Extracted records ▸
** begin **

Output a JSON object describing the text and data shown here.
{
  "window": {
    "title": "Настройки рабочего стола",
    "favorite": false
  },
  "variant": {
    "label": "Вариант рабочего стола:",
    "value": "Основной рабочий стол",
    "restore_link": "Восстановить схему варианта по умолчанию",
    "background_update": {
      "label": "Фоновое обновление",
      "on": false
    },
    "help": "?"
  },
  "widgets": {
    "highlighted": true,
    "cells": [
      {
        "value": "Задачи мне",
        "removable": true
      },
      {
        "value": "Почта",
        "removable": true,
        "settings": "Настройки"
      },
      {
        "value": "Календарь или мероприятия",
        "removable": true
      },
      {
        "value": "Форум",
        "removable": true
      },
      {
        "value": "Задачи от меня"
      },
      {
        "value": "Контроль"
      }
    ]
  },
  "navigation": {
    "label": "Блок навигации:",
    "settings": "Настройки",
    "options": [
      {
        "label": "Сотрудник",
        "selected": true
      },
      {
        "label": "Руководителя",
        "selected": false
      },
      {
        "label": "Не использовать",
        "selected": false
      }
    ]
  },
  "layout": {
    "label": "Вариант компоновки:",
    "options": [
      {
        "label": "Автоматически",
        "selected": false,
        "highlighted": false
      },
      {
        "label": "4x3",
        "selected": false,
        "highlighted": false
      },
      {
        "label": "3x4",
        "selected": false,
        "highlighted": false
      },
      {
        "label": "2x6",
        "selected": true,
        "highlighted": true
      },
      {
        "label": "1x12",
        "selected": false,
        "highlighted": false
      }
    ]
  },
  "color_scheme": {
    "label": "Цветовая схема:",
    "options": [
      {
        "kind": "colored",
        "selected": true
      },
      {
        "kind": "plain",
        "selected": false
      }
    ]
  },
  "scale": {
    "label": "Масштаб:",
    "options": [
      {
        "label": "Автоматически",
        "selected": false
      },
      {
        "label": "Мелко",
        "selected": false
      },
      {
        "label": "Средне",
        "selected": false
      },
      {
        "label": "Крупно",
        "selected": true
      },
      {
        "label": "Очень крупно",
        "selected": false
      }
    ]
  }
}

** end **
** begin **

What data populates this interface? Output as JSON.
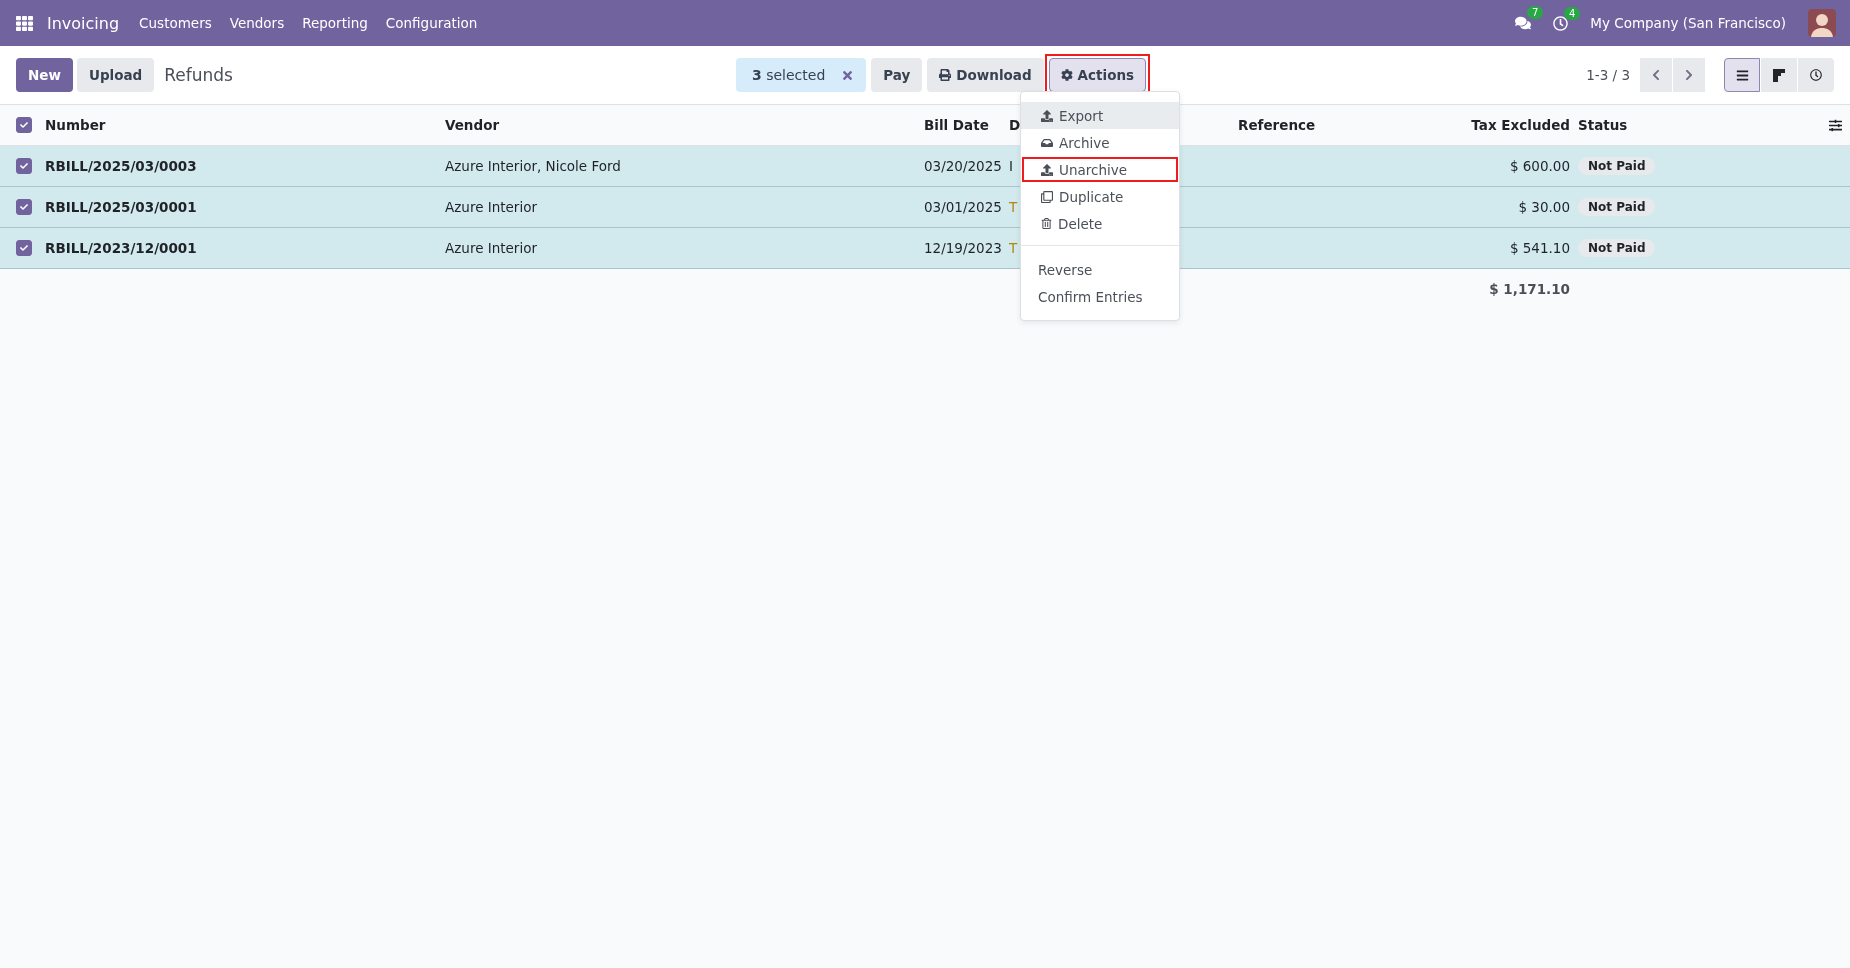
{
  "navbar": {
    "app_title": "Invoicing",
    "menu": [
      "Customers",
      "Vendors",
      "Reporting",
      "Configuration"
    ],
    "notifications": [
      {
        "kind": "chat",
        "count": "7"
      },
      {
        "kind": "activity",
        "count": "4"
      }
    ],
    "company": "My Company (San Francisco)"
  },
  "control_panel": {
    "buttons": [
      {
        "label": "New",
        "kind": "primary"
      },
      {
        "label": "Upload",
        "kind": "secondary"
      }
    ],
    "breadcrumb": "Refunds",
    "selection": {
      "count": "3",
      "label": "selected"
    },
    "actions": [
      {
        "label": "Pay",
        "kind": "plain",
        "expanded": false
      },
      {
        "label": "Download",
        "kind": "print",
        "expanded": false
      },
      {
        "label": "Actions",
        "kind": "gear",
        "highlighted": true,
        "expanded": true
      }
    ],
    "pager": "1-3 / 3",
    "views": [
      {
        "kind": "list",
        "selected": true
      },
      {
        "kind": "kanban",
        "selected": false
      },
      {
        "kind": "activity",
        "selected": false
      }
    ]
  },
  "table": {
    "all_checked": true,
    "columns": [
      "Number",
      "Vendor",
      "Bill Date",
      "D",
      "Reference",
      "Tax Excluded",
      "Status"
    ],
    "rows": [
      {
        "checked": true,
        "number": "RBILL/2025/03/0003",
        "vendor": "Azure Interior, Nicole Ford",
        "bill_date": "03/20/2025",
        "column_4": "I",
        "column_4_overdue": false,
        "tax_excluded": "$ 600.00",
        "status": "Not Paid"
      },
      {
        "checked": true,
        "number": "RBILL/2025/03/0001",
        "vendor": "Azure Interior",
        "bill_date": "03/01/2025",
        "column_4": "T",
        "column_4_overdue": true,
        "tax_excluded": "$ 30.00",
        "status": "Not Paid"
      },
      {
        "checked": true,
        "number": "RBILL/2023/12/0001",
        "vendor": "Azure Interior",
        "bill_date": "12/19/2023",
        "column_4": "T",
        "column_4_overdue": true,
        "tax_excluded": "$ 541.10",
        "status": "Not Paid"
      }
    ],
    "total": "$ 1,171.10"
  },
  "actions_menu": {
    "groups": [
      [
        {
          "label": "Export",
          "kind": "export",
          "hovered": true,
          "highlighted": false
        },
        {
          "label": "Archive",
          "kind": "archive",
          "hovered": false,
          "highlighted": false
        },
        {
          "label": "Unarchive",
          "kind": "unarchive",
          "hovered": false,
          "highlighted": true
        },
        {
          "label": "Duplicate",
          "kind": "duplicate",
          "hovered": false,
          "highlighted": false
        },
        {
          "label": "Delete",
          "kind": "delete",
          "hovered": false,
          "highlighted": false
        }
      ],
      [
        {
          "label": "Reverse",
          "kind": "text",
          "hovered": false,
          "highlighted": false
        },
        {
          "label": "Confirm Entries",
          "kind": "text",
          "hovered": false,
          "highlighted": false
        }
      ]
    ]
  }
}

** end **

PROMPT ▸
Show all lines from the records above where the word "RBILL" occurs.

FULL OUTPUT ▸
        "number": "RBILL/2025/03/0003",
        "number": "RBILL/2025/03/0001",
        "number": "RBILL/2023/12/0001",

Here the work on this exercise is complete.